• **DATA ENTRIES**
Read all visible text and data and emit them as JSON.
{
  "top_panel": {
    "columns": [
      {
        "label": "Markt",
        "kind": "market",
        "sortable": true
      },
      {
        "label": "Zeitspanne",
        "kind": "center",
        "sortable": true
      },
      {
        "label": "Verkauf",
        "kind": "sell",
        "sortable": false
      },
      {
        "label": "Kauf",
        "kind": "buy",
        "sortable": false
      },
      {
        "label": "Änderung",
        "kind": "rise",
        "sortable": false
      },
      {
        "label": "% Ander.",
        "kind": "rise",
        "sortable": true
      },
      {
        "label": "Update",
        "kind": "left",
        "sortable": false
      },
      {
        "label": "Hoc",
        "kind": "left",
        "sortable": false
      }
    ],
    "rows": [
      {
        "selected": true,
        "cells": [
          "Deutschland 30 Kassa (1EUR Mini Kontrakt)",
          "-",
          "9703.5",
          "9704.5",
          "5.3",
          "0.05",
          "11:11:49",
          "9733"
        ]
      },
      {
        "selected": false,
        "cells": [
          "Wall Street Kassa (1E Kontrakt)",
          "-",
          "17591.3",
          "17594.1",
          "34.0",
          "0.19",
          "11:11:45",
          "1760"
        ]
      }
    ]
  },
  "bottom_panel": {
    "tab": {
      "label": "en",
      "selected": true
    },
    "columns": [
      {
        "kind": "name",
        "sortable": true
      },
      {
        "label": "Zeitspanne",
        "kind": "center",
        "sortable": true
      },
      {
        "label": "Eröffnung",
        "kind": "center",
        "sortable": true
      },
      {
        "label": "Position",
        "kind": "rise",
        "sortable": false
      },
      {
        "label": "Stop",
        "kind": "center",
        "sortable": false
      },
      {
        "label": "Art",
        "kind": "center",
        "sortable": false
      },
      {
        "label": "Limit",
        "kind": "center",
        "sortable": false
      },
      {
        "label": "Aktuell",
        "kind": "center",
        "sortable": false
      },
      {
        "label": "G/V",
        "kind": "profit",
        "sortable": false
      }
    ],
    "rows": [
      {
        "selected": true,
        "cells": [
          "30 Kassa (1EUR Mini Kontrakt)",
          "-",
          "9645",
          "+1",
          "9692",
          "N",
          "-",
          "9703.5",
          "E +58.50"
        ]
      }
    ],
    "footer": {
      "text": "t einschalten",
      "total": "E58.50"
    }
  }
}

• **WHAT YOU WILL DO**
Return every line of the preceding records in which the word "Mini" appears.

• **OUTPUT OF THE TASK**
          "Deutschland 30 Kassa (1EUR Mini Kontrakt)",
          "30 Kassa (1EUR Mini Kontrakt)",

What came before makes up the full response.